Report each line of the data that includes the word "name".

(Figure record listings)
----
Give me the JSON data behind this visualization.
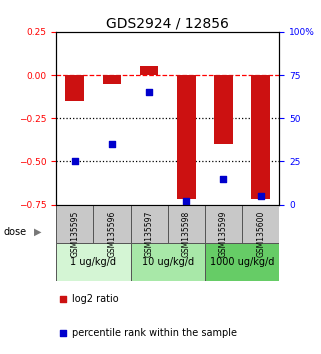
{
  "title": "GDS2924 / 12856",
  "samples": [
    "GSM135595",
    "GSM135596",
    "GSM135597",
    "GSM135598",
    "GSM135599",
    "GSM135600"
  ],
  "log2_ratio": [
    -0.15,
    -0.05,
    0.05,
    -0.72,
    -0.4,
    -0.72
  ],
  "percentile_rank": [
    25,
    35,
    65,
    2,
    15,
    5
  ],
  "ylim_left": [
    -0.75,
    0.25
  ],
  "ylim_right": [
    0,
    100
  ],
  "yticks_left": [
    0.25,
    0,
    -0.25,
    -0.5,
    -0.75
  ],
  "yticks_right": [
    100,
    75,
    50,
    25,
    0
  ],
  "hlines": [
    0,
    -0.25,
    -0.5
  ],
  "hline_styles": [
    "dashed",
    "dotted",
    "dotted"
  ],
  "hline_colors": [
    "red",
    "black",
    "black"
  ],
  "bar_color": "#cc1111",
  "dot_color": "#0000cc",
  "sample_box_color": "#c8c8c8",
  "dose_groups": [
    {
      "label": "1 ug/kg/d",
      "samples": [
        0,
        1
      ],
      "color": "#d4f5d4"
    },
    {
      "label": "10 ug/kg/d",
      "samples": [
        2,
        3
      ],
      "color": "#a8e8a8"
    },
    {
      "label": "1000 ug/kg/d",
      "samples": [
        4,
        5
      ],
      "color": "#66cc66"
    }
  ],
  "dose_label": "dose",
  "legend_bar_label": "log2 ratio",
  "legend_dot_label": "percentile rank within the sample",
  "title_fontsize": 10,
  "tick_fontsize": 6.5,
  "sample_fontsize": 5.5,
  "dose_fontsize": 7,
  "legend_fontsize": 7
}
----
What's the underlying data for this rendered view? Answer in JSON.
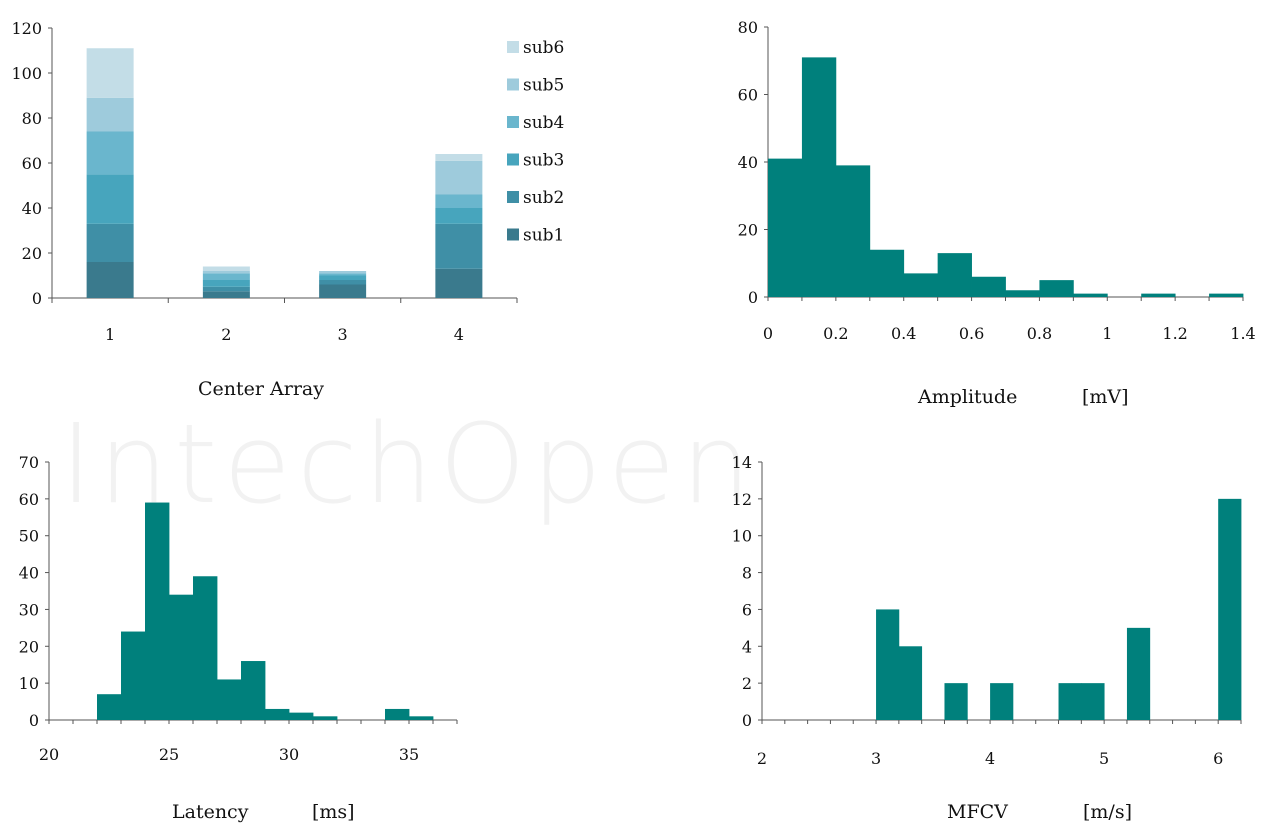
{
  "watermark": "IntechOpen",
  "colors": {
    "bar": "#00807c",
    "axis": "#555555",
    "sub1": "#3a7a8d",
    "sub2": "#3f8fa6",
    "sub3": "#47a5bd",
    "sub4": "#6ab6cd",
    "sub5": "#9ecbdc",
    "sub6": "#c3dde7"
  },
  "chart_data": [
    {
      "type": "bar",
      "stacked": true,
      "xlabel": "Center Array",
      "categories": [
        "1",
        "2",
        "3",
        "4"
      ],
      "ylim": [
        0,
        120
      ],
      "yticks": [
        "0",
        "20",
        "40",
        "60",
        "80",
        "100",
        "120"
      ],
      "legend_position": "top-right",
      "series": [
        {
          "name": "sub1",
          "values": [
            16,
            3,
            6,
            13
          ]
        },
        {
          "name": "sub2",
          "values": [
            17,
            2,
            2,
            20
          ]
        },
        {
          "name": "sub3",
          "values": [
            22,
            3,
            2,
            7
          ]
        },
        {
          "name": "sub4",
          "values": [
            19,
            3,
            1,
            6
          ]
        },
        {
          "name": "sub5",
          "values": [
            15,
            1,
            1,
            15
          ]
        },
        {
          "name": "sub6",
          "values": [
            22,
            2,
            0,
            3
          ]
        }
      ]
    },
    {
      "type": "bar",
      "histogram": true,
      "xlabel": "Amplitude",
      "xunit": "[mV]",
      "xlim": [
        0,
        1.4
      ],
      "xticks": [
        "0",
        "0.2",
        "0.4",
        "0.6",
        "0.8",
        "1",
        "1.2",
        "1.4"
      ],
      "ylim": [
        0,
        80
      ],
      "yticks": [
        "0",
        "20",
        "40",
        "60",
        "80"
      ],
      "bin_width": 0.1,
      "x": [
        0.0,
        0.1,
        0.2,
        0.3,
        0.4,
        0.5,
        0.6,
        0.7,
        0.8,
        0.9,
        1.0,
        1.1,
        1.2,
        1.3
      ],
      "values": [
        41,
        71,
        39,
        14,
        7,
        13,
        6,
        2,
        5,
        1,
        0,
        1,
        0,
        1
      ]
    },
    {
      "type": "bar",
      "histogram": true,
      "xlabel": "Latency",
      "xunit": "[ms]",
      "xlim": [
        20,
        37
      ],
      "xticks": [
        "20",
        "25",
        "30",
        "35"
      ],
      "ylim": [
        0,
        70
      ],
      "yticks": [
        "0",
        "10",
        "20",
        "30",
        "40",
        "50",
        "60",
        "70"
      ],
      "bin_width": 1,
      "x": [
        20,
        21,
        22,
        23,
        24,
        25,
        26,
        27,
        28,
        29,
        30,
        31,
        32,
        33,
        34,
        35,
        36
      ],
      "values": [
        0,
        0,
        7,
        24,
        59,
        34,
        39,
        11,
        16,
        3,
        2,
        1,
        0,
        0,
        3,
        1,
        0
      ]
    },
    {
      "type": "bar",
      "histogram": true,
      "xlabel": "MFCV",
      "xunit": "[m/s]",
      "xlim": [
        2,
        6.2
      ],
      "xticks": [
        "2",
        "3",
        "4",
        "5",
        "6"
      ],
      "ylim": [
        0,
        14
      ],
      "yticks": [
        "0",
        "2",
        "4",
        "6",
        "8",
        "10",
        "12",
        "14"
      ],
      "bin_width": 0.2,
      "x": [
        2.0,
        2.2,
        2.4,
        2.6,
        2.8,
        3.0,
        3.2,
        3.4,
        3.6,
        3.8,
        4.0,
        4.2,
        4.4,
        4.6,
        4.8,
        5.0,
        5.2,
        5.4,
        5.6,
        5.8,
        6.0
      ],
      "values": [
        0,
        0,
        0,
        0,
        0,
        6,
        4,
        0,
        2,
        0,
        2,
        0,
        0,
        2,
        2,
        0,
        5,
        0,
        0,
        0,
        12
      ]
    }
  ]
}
----
● Result for this task
          "name": "sub1",
          "name": "sub2",
          "name": "sub3",
          "name": "sub4",
          "name": "sub5",
          "name": "sub6",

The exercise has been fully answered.